= STATED PROBLEM =
The entries below should be transcribed in their entirety, exactly as written.

= ENTRIES SHOWN =
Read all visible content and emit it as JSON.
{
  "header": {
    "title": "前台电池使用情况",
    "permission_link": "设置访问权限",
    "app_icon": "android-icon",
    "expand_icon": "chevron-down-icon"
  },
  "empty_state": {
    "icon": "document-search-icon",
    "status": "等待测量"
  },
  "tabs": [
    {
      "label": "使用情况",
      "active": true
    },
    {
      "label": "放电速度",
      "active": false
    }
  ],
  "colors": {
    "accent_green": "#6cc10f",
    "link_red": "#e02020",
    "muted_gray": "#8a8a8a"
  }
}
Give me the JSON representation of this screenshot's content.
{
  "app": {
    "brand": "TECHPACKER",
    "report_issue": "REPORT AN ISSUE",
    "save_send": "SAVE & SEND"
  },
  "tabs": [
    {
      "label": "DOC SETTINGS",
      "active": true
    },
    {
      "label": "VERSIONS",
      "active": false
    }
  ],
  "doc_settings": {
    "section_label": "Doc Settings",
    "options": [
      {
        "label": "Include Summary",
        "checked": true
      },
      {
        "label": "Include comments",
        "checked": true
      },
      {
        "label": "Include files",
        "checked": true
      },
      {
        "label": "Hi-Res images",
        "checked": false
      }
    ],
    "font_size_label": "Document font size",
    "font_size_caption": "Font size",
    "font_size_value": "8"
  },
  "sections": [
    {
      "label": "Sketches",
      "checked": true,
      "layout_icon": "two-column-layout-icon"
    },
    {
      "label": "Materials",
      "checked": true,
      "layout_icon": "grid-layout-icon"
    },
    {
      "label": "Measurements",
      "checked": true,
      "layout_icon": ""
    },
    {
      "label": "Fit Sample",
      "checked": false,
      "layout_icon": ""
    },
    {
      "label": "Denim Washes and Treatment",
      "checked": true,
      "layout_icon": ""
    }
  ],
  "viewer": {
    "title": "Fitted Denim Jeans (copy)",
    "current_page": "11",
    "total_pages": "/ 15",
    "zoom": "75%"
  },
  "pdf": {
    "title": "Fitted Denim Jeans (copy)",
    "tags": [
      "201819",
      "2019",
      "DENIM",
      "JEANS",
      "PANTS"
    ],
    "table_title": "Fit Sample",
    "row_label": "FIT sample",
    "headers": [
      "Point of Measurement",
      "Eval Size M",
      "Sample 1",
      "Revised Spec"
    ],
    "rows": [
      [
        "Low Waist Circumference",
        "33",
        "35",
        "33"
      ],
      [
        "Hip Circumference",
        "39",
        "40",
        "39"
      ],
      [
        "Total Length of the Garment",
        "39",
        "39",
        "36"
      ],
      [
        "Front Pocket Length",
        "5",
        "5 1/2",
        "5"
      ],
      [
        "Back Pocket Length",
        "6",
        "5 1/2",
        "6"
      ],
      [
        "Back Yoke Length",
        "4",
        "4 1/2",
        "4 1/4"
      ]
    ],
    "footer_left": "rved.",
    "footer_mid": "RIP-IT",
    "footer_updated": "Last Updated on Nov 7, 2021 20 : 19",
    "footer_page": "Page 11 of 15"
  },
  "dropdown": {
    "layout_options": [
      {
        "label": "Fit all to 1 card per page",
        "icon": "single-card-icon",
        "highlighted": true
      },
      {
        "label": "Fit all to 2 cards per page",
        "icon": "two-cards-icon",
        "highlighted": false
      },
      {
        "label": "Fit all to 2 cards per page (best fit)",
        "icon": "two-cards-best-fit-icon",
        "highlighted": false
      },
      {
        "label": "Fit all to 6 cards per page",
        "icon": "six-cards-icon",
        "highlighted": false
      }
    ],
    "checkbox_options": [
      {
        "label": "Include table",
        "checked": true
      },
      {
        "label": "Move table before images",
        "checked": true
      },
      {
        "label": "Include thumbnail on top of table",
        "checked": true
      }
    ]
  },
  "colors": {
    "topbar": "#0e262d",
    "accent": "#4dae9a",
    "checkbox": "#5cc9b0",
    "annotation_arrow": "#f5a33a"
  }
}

= CORRECT RESULT =
Read all visible content and emit it as JSON.
{
  "header": {
    "title": "前台电池使用情况",
    "permission_link": "设置访问权限",
    "app_icon": "android-icon",
    "expand_icon": "chevron-down-icon"
  },
  "empty_state": {
    "icon": "document-search-icon",
    "status": "等待测量"
  },
  "tabs": [
    {
      "label": "使用情况",
      "active": true
    },
    {
      "label": "放电速度",
      "active": false
    }
  ],
  "colors": {
    "accent_green": "#6cc10f",
    "link_red": "#e02020",
    "muted_gray": "#8a8a8a"
  }
}
Give me the JSON representation of this screenshot's content.
{
  "app": {
    "brand": "TECHPACKER",
    "report_issue": "REPORT AN ISSUE",
    "save_send": "SAVE & SEND"
  },
  "tabs": [
    {
      "label": "DOC SETTINGS",
      "active": true
    },
    {
      "label": "VERSIONS",
      "active": false
    }
  ],
  "doc_settings": {
    "section_label": "Doc Settings",
    "options": [
      {
        "label": "Include Summary",
        "checked": true
      },
      {
        "label": "Include comments",
        "checked": true
      },
      {
        "label": "Include files",
        "checked": true
      },
      {
        "label": "Hi-Res images",
        "checked": false
      }
    ],
    "font_size_label": "Document font size",
    "font_size_caption": "Font size",
    "font_size_value": "8"
  },
  "sections": [
    {
      "label": "Sketches",
      "checked": true,
      "layout_icon": "two-column-layout-icon"
    },
    {
      "label": "Materials",
      "checked": true,
      "layout_icon": "grid-layout-icon"
    },
    {
      "label": "Measurements",
      "checked": true,
      "layout_icon": ""
    },
    {
      "label": "Fit Sample",
      "checked": false,
      "layout_icon": ""
    },
    {
      "label": "Denim Washes and Treatment",
      "checked": true,
      "layout_icon": ""
    }
  ],
  "viewer": {
    "title": "Fitted Denim Jeans (copy)",
    "current_page": "11",
    "total_pages": "/ 15",
    "zoom": "75%"
  },
  "pdf": {
    "title": "Fitted Denim Jeans (copy)",
    "tags": [
      "201819",
      "2019",
      "DENIM",
      "JEANS",
      "PANTS"
    ],
    "table_title": "Fit Sample",
    "row_label": "FIT sample",
    "headers": [
      "Point of Measurement",
      "Eval Size M",
      "Sample 1",
      "Revised Spec"
    ],
    "rows": [
      [
        "Low Waist Circumference",
        "33",
        "35",
        "33"
      ],
      [
        "Hip Circumference",
        "39",
        "40",
        "39"
      ],
      [
        "Total Length of the Garment",
        "39",
        "39",
        "36"
      ],
      [
        "Front Pocket Length",
        "5",
        "5 1/2",
        "5"
      ],
      [
        "Back Pocket Length",
        "6",
        "5 1/2",
        "6"
      ],
      [
        "Back Yoke Length",
        "4",
        "4 1/2",
        "4 1/4"
      ]
    ],
    "footer_left": "rved.",
    "footer_mid": "RIP-IT",
    "footer_updated": "Last Updated on Nov 7, 2021 20 : 19",
    "footer_page": "Page 11 of 15"
  },
  "dropdown": {
    "layout_options": [
      {
        "label": "Fit all to 1 card per page",
        "icon": "single-card-icon",
        "highlighted": true
      },
      {
        "label": "Fit all to 2 cards per page",
        "icon": "two-cards-icon",
        "highlighted": false
      },
      {
        "label": "Fit all to 2 cards per page (best fit)",
        "icon": "two-cards-best-fit-icon",
        "highlighted": false
      },
      {
        "label": "Fit all to 6 cards per page",
        "icon": "six-cards-icon",
        "highlighted": false
      }
    ],
    "checkbox_options": [
      {
        "label": "Include table",
        "checked": true
      },
      {
        "label": "Move table before images",
        "checked": true
      },
      {
        "label": "Include thumbnail on top of table",
        "checked": true
      }
    ]
  },
  "colors": {
    "topbar": "#0e262d",
    "accent": "#4dae9a",
    "checkbox": "#5cc9b0",
    "annotation_arrow": "#f5a33a"
  }
}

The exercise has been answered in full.